**RECORDS FOR THIS TASK:**

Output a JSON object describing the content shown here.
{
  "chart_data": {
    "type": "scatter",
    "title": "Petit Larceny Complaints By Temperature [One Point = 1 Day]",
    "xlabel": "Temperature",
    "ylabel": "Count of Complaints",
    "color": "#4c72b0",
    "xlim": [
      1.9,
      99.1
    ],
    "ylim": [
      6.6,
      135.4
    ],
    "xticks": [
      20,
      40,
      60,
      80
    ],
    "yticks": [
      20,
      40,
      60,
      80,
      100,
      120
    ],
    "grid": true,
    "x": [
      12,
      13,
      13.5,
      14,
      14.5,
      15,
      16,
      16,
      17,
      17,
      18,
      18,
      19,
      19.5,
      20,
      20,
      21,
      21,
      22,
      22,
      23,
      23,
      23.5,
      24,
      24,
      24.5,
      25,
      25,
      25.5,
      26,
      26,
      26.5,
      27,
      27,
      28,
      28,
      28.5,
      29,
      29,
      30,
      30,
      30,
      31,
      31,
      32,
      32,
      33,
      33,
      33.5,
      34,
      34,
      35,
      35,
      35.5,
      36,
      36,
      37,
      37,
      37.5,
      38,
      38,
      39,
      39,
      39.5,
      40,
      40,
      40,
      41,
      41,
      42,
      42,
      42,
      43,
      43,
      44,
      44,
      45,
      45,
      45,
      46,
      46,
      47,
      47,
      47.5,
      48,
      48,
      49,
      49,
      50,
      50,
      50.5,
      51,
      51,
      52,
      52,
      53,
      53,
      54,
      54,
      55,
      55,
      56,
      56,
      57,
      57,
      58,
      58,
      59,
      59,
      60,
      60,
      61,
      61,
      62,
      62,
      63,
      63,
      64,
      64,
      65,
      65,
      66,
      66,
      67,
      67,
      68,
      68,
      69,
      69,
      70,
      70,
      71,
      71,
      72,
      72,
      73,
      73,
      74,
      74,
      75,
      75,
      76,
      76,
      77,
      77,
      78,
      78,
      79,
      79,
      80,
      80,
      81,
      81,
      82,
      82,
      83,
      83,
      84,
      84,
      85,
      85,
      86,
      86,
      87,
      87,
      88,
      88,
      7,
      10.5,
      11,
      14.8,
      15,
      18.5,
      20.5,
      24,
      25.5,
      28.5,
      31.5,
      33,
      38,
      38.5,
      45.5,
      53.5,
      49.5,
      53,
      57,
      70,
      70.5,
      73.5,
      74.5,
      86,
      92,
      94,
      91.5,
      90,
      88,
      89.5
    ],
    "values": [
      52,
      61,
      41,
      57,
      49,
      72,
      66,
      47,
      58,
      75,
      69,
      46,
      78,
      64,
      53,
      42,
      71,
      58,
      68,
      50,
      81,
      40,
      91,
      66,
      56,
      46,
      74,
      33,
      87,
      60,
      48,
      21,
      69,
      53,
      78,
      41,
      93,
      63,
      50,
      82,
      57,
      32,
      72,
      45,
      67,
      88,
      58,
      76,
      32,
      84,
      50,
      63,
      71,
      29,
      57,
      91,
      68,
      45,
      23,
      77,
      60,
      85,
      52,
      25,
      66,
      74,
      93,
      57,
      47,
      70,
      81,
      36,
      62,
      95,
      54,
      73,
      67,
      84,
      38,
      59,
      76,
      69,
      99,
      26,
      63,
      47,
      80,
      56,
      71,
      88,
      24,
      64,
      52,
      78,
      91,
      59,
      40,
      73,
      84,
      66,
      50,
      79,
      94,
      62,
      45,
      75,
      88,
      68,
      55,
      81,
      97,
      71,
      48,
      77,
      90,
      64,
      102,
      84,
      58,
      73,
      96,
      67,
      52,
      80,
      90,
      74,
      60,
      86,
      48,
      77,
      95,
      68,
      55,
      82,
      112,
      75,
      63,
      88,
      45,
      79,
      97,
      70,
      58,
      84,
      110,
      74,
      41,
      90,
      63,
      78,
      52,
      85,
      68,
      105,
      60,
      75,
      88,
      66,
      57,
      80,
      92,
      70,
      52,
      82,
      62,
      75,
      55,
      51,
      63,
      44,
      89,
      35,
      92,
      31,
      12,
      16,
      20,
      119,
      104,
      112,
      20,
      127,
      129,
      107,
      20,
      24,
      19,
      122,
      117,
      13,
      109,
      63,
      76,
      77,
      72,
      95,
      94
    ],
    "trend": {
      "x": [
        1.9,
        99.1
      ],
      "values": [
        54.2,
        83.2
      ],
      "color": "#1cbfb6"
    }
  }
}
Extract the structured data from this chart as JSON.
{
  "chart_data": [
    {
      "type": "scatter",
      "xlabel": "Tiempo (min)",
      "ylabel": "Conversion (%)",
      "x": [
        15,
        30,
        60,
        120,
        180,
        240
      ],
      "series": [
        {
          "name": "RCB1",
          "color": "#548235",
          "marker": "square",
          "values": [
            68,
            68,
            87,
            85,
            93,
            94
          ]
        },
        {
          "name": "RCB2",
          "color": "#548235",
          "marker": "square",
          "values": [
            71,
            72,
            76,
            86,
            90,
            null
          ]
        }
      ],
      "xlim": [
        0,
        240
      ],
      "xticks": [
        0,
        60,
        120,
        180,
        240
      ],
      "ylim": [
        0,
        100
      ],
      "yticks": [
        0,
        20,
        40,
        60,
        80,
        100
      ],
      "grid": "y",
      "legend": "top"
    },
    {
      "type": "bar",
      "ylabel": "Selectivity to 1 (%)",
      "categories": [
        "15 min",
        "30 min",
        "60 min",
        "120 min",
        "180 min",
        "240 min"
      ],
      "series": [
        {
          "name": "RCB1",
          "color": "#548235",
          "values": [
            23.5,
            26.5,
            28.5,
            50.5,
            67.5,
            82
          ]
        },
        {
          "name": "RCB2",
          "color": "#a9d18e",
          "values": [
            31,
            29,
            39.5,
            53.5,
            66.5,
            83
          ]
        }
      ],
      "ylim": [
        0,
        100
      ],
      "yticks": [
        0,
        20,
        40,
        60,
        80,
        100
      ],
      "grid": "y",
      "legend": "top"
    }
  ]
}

**PROBLEM TO WORK ON:** Scan the material above. Extract every line in which the word "xlabel" occurs.

**THE OUTPUT:**
    "xlabel": "Temperature",
      "xlabel": "Tiempo (min)",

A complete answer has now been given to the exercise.